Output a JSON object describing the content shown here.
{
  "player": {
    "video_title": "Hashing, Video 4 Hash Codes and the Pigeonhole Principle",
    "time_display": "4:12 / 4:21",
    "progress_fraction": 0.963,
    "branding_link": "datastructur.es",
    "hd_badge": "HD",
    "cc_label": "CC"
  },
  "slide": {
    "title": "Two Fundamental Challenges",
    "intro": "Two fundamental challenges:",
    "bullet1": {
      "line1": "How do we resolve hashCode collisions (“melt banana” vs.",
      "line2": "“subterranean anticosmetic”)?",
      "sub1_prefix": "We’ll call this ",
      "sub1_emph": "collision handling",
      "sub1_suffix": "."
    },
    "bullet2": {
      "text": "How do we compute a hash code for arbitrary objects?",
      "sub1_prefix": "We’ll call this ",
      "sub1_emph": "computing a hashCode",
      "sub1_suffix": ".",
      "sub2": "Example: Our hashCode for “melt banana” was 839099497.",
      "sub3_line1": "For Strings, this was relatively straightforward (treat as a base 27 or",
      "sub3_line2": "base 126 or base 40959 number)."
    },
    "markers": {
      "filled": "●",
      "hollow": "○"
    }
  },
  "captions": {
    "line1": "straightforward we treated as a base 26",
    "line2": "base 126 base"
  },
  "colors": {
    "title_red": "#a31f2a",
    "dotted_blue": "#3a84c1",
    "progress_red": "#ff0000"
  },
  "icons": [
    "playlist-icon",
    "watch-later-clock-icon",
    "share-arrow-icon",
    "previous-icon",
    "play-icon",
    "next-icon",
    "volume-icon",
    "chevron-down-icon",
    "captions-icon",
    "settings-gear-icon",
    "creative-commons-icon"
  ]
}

...

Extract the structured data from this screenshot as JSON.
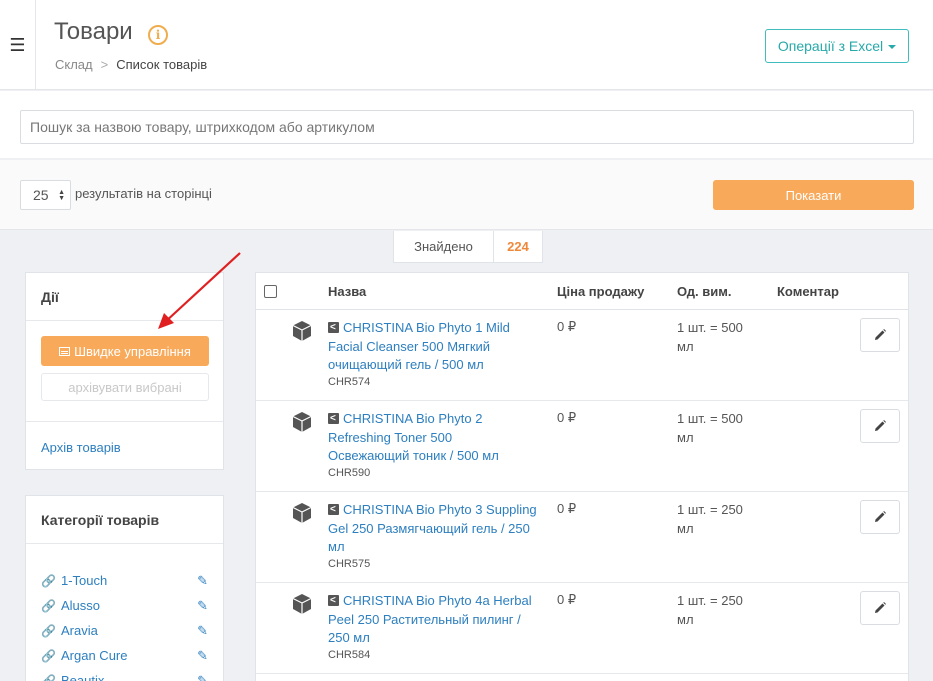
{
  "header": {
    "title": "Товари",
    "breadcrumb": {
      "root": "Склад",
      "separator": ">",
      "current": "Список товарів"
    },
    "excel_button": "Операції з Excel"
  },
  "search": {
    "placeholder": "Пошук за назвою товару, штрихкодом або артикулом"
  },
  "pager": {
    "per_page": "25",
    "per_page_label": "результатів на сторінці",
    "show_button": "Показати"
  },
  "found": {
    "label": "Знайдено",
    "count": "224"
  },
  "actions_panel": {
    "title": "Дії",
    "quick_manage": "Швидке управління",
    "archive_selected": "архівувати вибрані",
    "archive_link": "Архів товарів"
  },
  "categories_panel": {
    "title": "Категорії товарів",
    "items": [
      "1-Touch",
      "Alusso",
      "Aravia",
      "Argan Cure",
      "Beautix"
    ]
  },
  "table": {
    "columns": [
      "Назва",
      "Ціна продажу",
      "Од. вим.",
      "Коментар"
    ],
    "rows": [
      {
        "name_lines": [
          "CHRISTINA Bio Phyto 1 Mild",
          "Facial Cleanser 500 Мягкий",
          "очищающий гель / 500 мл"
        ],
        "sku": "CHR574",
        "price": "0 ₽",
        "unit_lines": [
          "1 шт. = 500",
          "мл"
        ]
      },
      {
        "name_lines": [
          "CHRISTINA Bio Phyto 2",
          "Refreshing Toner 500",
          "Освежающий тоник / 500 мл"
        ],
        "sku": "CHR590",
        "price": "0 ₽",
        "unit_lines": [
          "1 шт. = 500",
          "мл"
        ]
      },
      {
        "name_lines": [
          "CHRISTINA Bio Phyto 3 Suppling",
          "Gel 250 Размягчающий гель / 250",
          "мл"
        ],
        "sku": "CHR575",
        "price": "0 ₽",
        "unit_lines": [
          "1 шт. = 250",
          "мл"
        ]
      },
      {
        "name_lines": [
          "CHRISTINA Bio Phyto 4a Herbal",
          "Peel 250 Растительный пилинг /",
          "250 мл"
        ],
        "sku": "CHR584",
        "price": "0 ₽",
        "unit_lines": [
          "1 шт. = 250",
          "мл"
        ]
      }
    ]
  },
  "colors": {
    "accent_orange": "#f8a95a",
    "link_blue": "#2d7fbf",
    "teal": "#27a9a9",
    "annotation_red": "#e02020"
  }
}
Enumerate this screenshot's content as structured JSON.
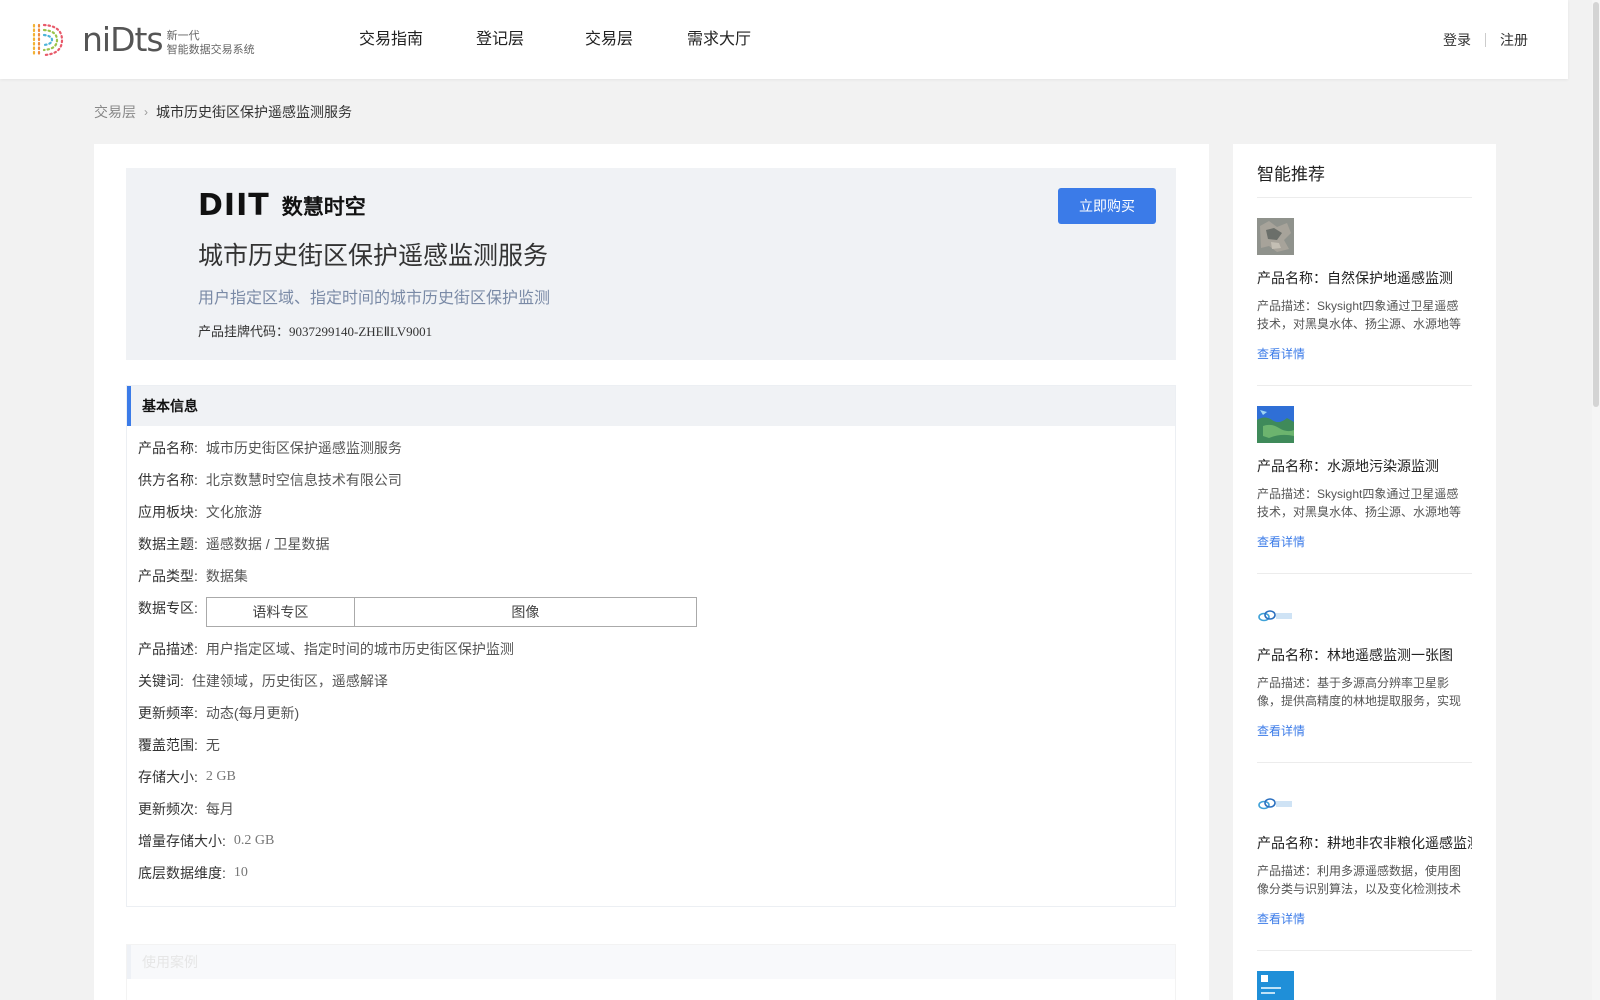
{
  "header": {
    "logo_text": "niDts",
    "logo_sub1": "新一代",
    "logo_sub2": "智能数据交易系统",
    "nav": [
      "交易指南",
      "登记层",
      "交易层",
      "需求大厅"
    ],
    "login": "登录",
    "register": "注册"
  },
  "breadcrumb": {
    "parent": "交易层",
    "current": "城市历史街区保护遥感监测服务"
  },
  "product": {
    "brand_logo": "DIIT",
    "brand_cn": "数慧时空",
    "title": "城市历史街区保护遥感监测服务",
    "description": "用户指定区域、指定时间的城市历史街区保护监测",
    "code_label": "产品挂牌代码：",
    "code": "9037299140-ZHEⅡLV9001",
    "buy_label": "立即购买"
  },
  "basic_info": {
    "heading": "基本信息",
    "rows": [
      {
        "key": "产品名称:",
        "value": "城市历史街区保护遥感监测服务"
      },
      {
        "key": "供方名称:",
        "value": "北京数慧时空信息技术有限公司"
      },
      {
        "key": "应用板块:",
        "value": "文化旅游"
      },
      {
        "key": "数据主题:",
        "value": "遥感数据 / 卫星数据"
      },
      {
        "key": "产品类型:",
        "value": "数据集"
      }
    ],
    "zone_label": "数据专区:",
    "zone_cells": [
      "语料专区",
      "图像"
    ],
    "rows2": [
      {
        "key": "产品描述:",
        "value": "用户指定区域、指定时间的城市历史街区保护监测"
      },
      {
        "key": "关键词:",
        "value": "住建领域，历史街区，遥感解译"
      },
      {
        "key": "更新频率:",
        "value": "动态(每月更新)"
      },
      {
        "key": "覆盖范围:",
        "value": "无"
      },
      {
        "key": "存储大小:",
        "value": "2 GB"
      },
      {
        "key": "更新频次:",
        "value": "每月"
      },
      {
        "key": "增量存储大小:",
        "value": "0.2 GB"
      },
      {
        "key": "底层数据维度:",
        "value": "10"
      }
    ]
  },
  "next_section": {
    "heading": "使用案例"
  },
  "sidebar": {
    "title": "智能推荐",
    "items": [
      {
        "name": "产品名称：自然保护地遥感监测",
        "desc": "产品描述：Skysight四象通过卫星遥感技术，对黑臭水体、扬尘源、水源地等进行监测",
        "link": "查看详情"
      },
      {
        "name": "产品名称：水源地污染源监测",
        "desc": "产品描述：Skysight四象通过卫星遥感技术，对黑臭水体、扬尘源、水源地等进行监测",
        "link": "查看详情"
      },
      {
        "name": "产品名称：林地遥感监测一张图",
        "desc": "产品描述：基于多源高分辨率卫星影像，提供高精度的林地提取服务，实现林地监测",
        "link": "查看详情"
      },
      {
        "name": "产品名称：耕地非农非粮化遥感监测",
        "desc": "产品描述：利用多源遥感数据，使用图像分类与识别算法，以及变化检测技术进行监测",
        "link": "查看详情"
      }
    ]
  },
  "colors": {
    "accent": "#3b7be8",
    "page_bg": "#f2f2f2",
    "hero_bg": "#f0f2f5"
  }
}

### EXERCISE TASK
Extract every line from the records above that contains the word "hashCode".

### WORKED ANSWER
      "line1": "How do we resolve hashCode collisions (“melt banana” vs.",
      "sub1_emph": "computing a hashCode",
      "sub2": "Example: Our hashCode for “melt banana” was 839099497.",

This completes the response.